Requirement: If an entry holds a picture, drop the picture but restate the entry word for word.

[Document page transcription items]
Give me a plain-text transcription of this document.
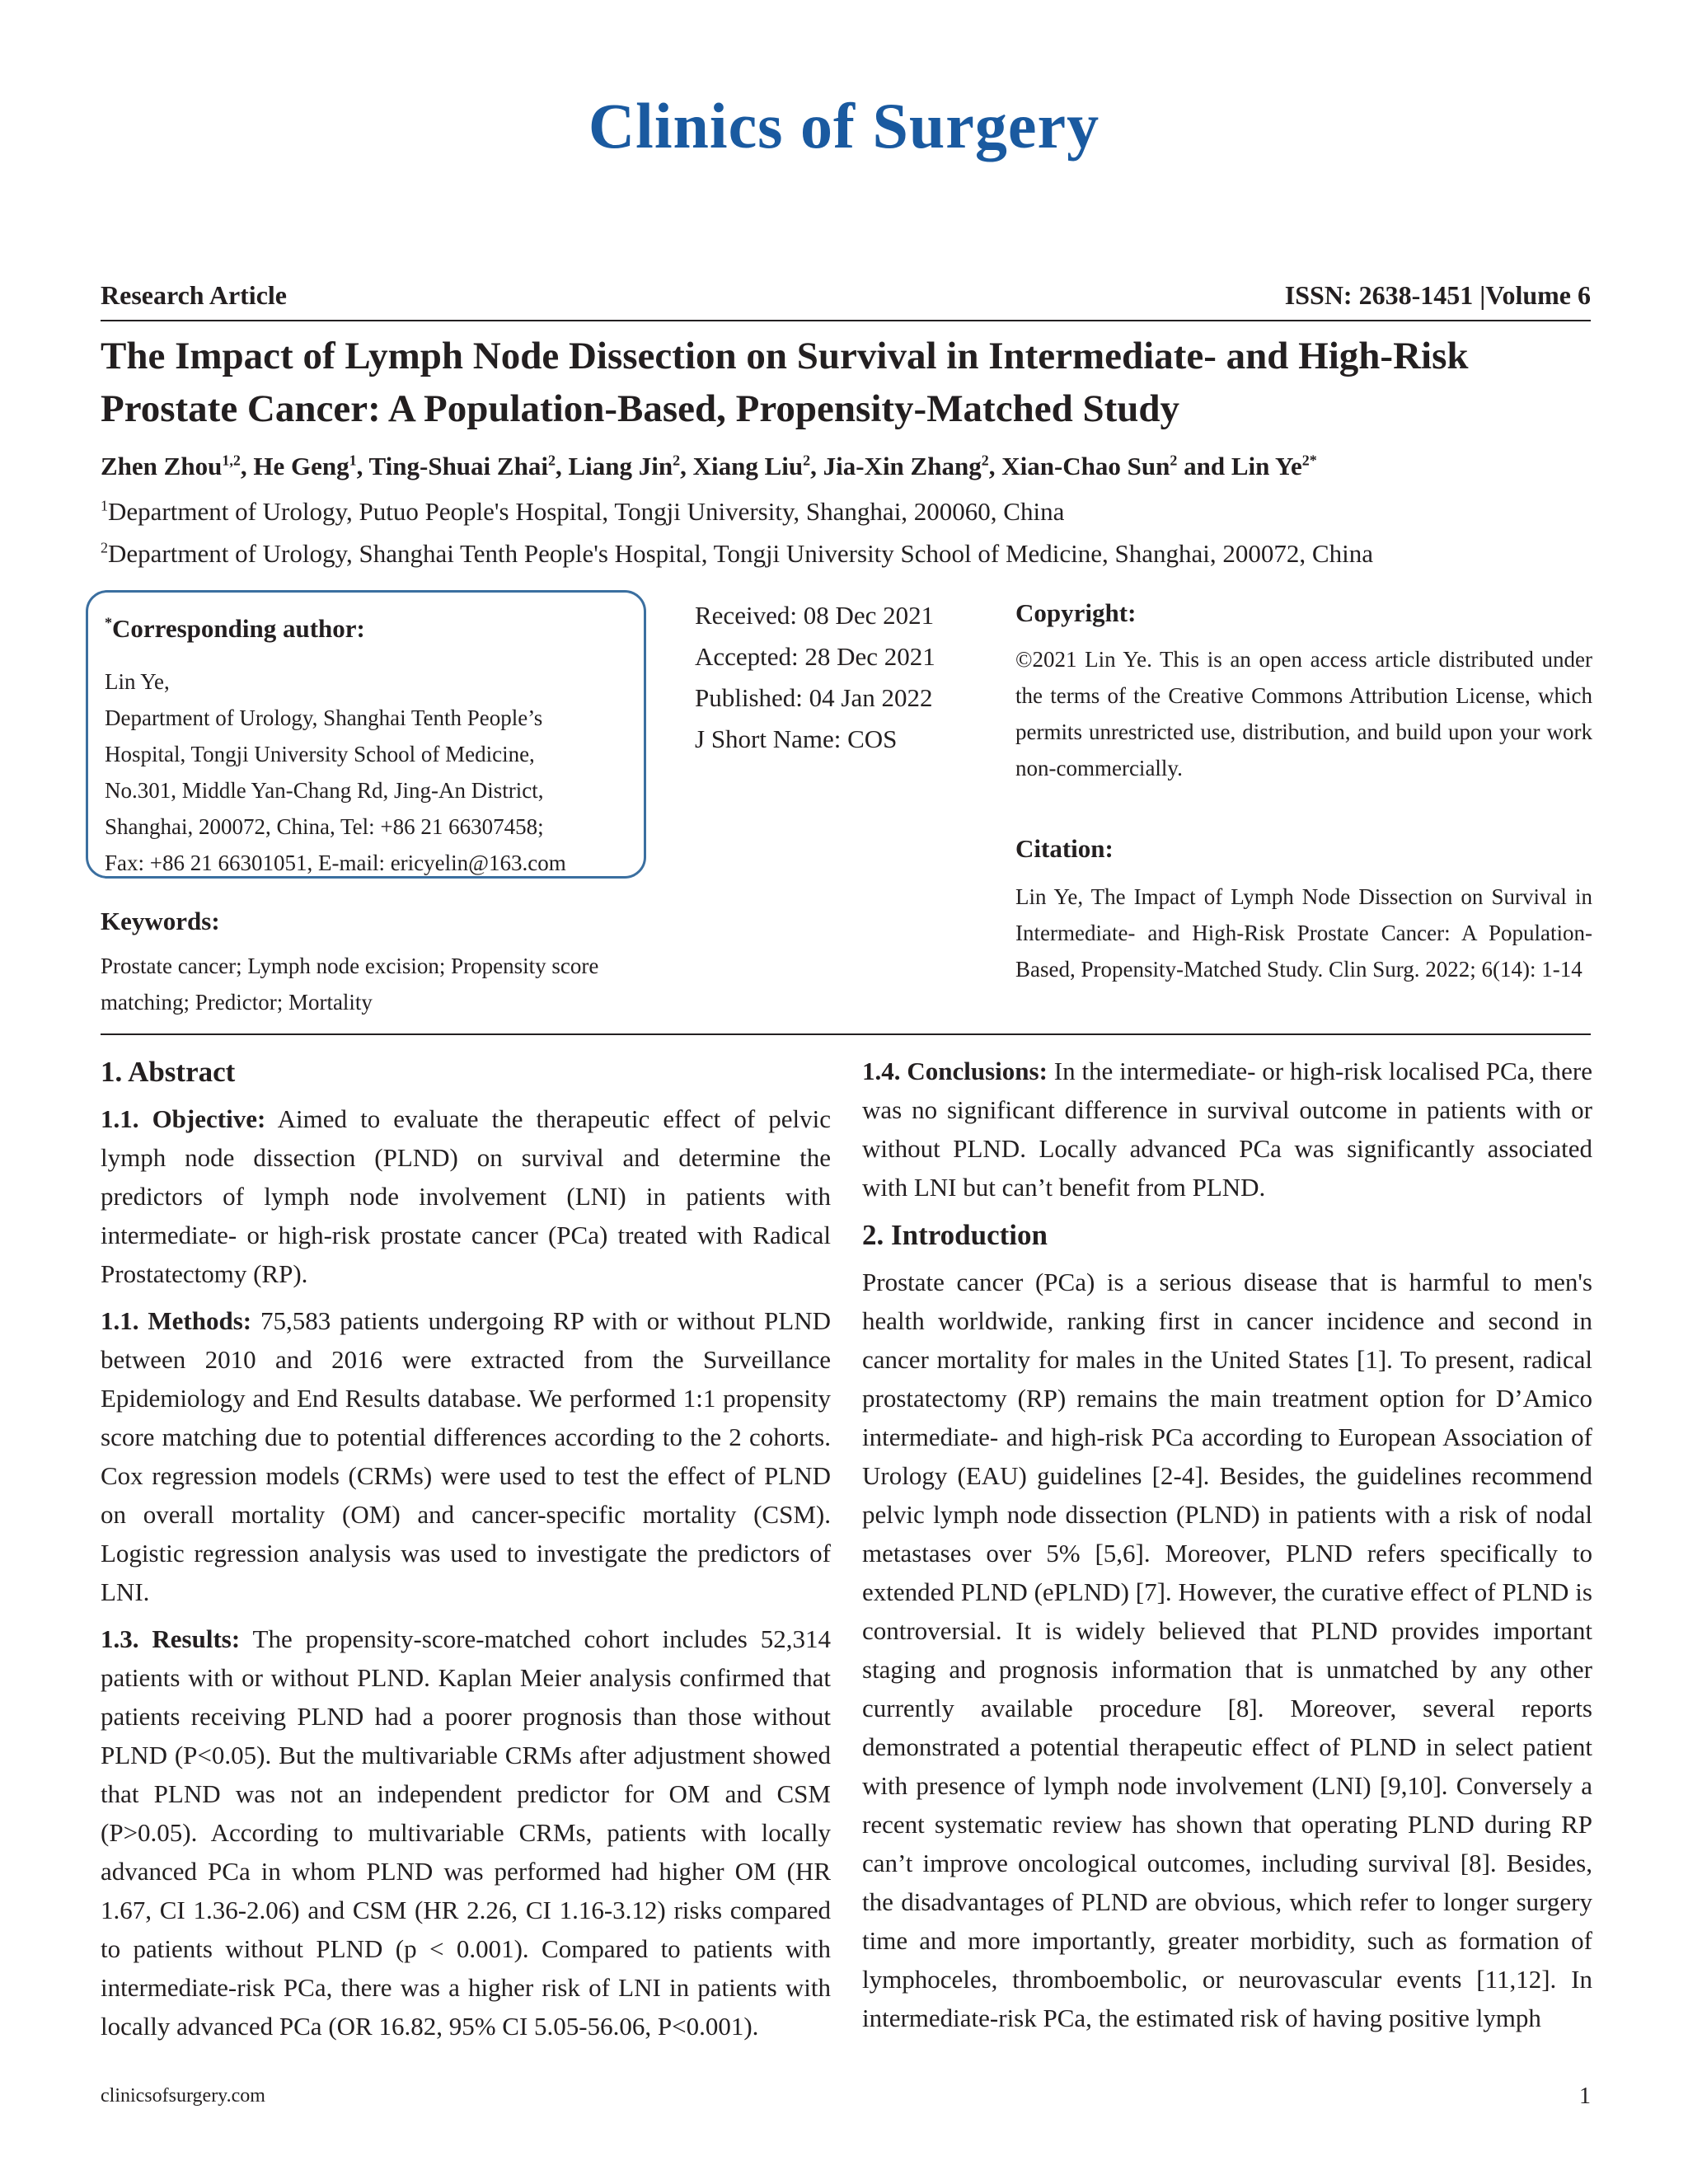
Clinics of Surgery
Research Article	ISSN: 2638-1451 |Volume 6
The Impact of Lymph Node Dissection on Survival in Intermediate- and High-Risk Prostate Cancer: A Population-Based, Propensity-Matched Study
Zhen Zhou$^{1,2}$, He Geng$^1$, Ting-Shuai Zhai$^2$, Liang Jin$^2$, Xiang Liu$^2$, Jia-Xin Zhang$^2$, Xian-Chao Sun$^2$ and Lin $Ye^{2*}$
$^1$Department of Urology, Putuo People's Hospital, Tongji University, Shanghai, 200060, China
$^2$Department of Urology, Shanghai Tenth People's Hospital, Tongji University School of Medicine, Shanghai, 200072, China
*Corresponding author:
Lin Ye,
Department of Urology, Shanghai Tenth People’s
Hospital, Tongji University School of Medicine,
No.301, Middle Yan-Chang Rd, Jing-An District,
Shanghai, 200072, China, Tel: +86 21 66307458;
Fax: +86 21 66301051, E-mail: ericyelin@163.com
Received: 08 Dec 2021
Accepted: 28 Dec 2021
Published: 04 Jan 2022
J Short Name: COS
Copyright:
©2021 Lin Ye. This is an open access article distributed under the terms of the Creative Commons Attribution License, which permits unrestricted use, distribution, and build upon your work non-commercially.
Citation:
Lin Ye, The Impact of Lymph Node Dissection on Survival in Intermediate- and High-Risk Prostate Cancer: A Population-Based, Propensity-Matched Study. Clin Surg. 2022; 6(14): 1-14
Keywords:
Prostate cancer; Lymph node excision; Propensity score matching; Predictor; Mortality
1. Abstract

1.1. Objective: Aimed to evaluate the therapeutic effect of pelvic lymph node dissection (PLND) on survival and determine the predictors of lymph node involvement (LNI) in patients with intermediate- or high-risk prostate cancer (PCa) treated with Radical Prostatectomy (RP).

1.1. Methods: 75,583 patients undergoing RP with or without PLND between 2010 and 2016 were extracted from the Surveillance Epidemiology and End Results database. We performed 1:1 propensity score matching due to potential differences according to the 2 cohorts. Cox regression models (CRMs) were used to test the effect of PLND on overall mortality (OM) and cancer-specific mortality (CSM). Logistic regression analysis was used to investigate the predictors of LNI.

1.3. Results: The propensity-score-matched cohort includes 52,314 patients with or without PLND. Kaplan Meier analysis confirmed that patients receiving PLND had a poorer prognosis than those without PLND (P<0.05). But the multivariable CRMs after adjustment showed that PLND was not an independent predictor for OM and CSM (P>0.05). According to multivariable CRMs, patients with locally advanced PCa in whom PLND was performed had higher OM (HR 1.67, CI 1.36-2.06) and CSM (HR 2.26, CI 1.16-3.12) risks compared to patients without PLND (p < 0.001). Compared to patients with intermediate-risk PCa, there was a higher risk of LNI in patients with locally advanced PCa (OR 16.82, 95% CI 5.05-56.06, P<0.001).

1.4. Conclusions: In the intermediate- or high-risk localised PCa, there was no significant difference in survival outcome in patients with or without PLND. Locally advanced PCa was significantly associated with LNI but can’t benefit from PLND.

2. Introduction

Prostate cancer (PCa) is a serious disease that is harmful to men's health worldwide, ranking first in cancer incidence and second in cancer mortality for males in the United States [1]. To present, radical prostatectomy (RP) remains the main treatment option for D’Amico intermediate- and high-risk PCa according to European Association of Urology (EAU) guidelines [2-4]. Besides, the guidelines recommend pelvic lymph node dissection (PLND) in patients with a risk of nodal metastases over 5% [5,6]. Moreover, PLND refers specifically to extended PLND (ePLND) [7]. However, the curative effect of PLND is controversial. It is widely believed that PLND provides important staging and prognosis information that is unmatched by any other currently available procedure [8]. Moreover, several reports demonstrated a potential therapeutic effect of PLND in select patient with presence of lymph node involvement (LNI) [9,10]. Conversely a recent systematic review has shown that operating PLND during RP can’t improve oncological outcomes, including survival [8]. Besides, the disadvantages of PLND are obvious, which refer to longer surgery time and more importantly, greater morbidity, such as formation of lymphoceles, thromboembolic, or neurovascular events [11,12]. In intermediate-risk PCa, the estimated risk of having positive lymph

clinicsofsurgery.com	1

Finished task:
Give me a plain-text transcription of this document.
Clinics of Surgery
Research Article	ISSN: 2638-1451 |Volume 6
The Impact of Lymph Node Dissection on Survival in Intermediate- and High-Risk Prostate Cancer: A Population-Based, Propensity-Matched Study
Zhen Zhou$^{1,2}$, He Geng$^1$, Ting-Shuai Zhai$^2$, Liang Jin$^2$, Xiang Liu$^2$, Jia-Xin Zhang$^2$, Xian-Chao Sun$^2$ and Lin $Ye^{2*}$
$^1$Department of Urology, Putuo People's Hospital, Tongji University, Shanghai, 200060, China
$^2$Department of Urology, Shanghai Tenth People's Hospital, Tongji University School of Medicine, Shanghai, 200072, China
*Corresponding author:
Lin Ye,
Department of Urology, Shanghai Tenth People’s
Hospital, Tongji University School of Medicine,
No.301, Middle Yan-Chang Rd, Jing-An District,
Shanghai, 200072, China, Tel: +86 21 66307458;
Fax: +86 21 66301051, E-mail: ericyelin@163.com
Received: 08 Dec 2021
Accepted: 28 Dec 2021
Published: 04 Jan 2022
J Short Name: COS
Copyright:
©2021 Lin Ye. This is an open access article distributed under the terms of the Creative Commons Attribution License, which permits unrestricted use, distribution, and build upon your work non-commercially.
Citation:
Lin Ye, The Impact of Lymph Node Dissection on Survival in Intermediate- and High-Risk Prostate Cancer: A Population-Based, Propensity-Matched Study. Clin Surg. 2022; 6(14): 1-14
Keywords:
Prostate cancer; Lymph node excision; Propensity score matching; Predictor; Mortality
1. Abstract

1.1. Objective: Aimed to evaluate the therapeutic effect of pelvic lymph node dissection (PLND) on survival and determine the predictors of lymph node involvement (LNI) in patients with intermediate- or high-risk prostate cancer (PCa) treated with Radical Prostatectomy (RP).

1.1. Methods: 75,583 patients undergoing RP with or without PLND between 2010 and 2016 were extracted from the Surveillance Epidemiology and End Results database. We performed 1:1 propensity score matching due to potential differences according to the 2 cohorts. Cox regression models (CRMs) were used to test the effect of PLND on overall mortality (OM) and cancer-specific mortality (CSM). Logistic regression analysis was used to investigate the predictors of LNI.

1.3. Results: The propensity-score-matched cohort includes 52,314 patients with or without PLND. Kaplan Meier analysis confirmed that patients receiving PLND had a poorer prognosis than those without PLND (P<0.05). But the multivariable CRMs after adjustment showed that PLND was not an independent predictor for OM and CSM (P>0.05). According to multivariable CRMs, patients with locally advanced PCa in whom PLND was performed had higher OM (HR 1.67, CI 1.36-2.06) and CSM (HR 2.26, CI 1.16-3.12) risks compared to patients without PLND (p < 0.001). Compared to patients with intermediate-risk PCa, there was a higher risk of LNI in patients with locally advanced PCa (OR 16.82, 95% CI 5.05-56.06, P<0.001).

1.4. Conclusions: In the intermediate- or high-risk localised PCa, there was no significant difference in survival outcome in patients with or without PLND. Locally advanced PCa was significantly associated with LNI but can’t benefit from PLND.

2. Introduction

Prostate cancer (PCa) is a serious disease that is harmful to men's health worldwide, ranking first in cancer incidence and second in cancer mortality for males in the United States [1]. To present, radical prostatectomy (RP) remains the main treatment option for D’Amico intermediate- and high-risk PCa according to European Association of Urology (EAU) guidelines [2-4]. Besides, the guidelines recommend pelvic lymph node dissection (PLND) in patients with a risk of nodal metastases over 5% [5,6]. Moreover, PLND refers specifically to extended PLND (ePLND) [7]. However, the curative effect of PLND is controversial. It is widely believed that PLND provides important staging and prognosis information that is unmatched by any other currently available procedure [8]. Moreover, several reports demonstrated a potential therapeutic effect of PLND in select patient with presence of lymph node involvement (LNI) [9,10]. Conversely a recent systematic review has shown that operating PLND during RP can’t improve oncological outcomes, including survival [8]. Besides, the disadvantages of PLND are obvious, which refer to longer surgery time and more importantly, greater morbidity, such as formation of lymphoceles, thromboembolic, or neurovascular events [11,12]. In intermediate-risk PCa, the estimated risk of having positive lymph

clinicsofsurgery.com	1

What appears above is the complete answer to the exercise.